Look through the records below, count the lines with the word "zerfällt", and reply with only the number.

** Start Record set **

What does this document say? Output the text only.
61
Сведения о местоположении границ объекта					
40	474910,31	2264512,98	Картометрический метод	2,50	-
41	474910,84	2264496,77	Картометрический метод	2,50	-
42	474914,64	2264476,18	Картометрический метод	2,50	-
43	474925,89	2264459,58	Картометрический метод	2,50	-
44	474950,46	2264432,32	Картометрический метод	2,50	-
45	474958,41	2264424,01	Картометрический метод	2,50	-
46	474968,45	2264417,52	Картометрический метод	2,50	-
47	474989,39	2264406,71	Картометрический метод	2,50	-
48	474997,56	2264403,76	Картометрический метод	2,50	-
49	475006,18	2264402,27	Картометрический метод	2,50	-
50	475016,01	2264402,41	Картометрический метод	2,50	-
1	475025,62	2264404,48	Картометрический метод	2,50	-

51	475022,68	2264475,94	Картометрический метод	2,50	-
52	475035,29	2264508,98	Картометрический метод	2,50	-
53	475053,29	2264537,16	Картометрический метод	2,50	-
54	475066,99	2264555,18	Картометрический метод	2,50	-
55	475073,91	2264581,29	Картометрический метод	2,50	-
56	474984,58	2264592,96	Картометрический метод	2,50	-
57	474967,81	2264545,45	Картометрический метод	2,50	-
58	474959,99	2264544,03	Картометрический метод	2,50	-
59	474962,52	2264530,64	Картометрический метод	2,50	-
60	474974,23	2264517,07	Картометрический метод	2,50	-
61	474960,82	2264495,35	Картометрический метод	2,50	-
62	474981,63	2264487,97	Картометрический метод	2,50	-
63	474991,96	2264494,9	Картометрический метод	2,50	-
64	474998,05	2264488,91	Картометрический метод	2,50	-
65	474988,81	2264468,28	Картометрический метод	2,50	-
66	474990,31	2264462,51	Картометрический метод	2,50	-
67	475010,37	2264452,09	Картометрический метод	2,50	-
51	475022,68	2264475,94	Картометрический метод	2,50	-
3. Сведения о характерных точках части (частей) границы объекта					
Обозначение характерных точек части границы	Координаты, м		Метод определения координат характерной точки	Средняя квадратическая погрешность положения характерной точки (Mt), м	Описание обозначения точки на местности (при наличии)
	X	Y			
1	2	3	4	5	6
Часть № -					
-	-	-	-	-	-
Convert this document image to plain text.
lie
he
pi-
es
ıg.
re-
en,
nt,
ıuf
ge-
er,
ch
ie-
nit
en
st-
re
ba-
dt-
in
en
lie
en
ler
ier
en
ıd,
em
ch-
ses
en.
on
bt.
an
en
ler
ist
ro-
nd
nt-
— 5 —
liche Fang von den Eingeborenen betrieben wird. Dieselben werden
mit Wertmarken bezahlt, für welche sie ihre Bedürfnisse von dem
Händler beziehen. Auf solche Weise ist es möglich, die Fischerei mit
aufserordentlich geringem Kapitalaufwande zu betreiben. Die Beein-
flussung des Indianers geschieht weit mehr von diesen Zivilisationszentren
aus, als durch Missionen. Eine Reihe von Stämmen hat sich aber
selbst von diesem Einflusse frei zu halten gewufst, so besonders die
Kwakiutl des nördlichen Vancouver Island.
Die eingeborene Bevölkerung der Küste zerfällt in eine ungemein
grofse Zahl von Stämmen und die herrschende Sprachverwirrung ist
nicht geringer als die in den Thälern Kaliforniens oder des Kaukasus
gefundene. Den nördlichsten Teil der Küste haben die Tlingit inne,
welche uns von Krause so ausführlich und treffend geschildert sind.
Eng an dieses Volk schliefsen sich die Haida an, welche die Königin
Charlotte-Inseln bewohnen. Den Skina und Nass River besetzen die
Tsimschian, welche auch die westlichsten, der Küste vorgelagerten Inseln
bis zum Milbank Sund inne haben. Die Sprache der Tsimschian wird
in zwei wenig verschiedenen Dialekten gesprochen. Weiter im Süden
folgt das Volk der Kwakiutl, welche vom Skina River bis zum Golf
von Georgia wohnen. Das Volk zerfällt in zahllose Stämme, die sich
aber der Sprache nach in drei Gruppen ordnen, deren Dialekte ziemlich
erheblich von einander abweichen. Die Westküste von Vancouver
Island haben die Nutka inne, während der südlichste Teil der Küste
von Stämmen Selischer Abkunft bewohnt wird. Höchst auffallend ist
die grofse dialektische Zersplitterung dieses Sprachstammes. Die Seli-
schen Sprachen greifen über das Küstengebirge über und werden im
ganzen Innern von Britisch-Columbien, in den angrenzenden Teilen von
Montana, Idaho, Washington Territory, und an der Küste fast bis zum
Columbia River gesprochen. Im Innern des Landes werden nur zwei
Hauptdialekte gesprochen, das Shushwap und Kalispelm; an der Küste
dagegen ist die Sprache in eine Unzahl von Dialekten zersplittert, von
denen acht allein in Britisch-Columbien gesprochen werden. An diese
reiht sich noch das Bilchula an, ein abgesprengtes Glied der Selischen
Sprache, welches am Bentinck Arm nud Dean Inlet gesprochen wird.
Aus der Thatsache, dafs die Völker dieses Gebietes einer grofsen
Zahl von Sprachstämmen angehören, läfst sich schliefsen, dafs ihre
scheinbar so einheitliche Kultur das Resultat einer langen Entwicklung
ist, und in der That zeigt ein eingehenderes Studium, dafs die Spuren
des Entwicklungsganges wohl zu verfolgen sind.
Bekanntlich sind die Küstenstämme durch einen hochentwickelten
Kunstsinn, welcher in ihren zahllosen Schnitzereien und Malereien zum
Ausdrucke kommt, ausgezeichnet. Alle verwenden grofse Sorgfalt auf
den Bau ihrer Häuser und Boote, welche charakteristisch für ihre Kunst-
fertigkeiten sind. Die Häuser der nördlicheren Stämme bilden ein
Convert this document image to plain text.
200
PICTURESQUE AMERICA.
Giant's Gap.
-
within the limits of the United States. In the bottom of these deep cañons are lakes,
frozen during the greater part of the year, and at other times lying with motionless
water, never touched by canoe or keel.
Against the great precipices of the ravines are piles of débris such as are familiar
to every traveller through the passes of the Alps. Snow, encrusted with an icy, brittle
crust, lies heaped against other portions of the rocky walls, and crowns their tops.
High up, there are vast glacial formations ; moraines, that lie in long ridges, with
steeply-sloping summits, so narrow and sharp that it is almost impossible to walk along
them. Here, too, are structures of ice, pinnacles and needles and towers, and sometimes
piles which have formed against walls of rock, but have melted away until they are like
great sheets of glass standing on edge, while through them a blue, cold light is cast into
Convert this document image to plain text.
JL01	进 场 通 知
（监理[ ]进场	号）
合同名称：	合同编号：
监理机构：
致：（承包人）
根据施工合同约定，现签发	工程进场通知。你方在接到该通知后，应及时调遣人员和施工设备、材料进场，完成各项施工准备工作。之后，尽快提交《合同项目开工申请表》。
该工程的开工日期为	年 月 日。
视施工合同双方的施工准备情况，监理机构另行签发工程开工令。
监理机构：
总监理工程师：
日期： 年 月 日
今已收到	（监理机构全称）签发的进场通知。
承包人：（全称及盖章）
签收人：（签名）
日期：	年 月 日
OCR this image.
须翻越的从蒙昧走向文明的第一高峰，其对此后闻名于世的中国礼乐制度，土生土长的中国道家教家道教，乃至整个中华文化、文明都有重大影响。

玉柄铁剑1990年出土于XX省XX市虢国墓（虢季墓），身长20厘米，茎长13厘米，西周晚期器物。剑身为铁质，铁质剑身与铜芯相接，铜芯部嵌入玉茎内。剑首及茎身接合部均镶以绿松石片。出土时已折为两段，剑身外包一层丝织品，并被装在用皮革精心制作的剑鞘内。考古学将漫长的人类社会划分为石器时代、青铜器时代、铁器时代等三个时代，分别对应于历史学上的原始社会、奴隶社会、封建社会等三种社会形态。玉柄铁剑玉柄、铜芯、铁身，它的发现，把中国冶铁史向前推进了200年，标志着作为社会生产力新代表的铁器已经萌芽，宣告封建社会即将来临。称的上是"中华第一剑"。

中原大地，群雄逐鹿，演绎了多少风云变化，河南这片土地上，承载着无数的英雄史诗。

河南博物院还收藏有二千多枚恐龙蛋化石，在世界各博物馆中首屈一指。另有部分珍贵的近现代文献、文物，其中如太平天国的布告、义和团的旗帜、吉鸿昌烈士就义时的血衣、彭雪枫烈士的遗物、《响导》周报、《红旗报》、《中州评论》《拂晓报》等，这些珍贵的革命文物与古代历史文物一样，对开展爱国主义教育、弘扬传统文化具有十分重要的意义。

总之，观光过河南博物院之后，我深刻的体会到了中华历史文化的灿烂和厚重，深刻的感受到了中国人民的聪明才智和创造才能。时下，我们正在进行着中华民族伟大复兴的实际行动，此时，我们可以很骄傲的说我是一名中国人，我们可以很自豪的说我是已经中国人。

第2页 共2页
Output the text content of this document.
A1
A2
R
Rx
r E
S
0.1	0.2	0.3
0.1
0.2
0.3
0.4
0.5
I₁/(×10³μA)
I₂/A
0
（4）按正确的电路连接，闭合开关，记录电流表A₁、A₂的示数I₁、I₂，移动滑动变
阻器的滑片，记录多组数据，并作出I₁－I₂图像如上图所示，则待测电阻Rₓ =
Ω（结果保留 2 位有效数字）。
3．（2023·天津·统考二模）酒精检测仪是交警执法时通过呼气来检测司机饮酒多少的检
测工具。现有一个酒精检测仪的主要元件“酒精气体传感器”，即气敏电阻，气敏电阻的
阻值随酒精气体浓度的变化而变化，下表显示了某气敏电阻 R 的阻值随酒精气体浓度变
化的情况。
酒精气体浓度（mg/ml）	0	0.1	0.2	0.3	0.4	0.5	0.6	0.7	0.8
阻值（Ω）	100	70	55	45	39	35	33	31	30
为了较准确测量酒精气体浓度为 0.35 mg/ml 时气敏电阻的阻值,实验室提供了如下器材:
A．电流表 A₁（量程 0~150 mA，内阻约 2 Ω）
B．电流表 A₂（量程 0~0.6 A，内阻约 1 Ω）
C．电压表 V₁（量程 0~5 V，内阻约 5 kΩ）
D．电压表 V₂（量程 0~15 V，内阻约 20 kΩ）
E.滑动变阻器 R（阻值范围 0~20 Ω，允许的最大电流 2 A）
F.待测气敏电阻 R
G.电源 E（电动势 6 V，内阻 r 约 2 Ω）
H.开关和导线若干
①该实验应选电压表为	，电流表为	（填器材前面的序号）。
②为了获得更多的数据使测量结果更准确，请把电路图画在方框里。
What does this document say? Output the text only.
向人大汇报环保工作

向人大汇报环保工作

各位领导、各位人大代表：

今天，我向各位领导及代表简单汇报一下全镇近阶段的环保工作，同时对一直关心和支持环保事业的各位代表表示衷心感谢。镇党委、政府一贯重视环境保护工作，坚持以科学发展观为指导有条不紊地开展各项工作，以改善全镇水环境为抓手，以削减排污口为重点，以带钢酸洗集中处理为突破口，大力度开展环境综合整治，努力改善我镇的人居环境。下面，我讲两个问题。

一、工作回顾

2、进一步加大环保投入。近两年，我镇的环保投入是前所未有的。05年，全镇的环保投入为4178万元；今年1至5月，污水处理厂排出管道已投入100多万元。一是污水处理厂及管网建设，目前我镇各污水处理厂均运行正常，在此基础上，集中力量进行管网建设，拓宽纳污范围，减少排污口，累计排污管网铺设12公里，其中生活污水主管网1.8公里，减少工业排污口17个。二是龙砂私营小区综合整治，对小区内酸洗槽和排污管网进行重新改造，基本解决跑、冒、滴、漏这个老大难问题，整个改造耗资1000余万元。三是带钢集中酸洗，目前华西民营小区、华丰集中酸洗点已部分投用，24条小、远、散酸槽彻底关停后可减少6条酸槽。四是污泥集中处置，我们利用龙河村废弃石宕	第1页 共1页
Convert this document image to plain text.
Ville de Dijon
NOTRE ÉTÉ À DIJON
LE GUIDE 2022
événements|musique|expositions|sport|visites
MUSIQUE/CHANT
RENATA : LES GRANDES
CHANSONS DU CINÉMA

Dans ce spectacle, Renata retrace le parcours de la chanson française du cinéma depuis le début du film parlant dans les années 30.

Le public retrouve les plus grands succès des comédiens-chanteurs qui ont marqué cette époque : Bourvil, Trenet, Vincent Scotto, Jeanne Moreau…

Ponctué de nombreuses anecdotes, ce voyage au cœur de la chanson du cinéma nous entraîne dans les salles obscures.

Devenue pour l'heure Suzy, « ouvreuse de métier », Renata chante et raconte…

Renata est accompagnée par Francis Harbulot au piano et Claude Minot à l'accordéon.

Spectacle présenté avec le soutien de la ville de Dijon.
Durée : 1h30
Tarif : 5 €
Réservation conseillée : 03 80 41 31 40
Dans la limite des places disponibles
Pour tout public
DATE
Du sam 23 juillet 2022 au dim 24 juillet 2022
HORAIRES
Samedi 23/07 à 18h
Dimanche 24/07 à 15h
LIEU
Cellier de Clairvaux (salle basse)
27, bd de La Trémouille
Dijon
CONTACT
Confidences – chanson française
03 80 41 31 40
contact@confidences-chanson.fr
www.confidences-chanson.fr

** End Record set **

Solution for this task.
2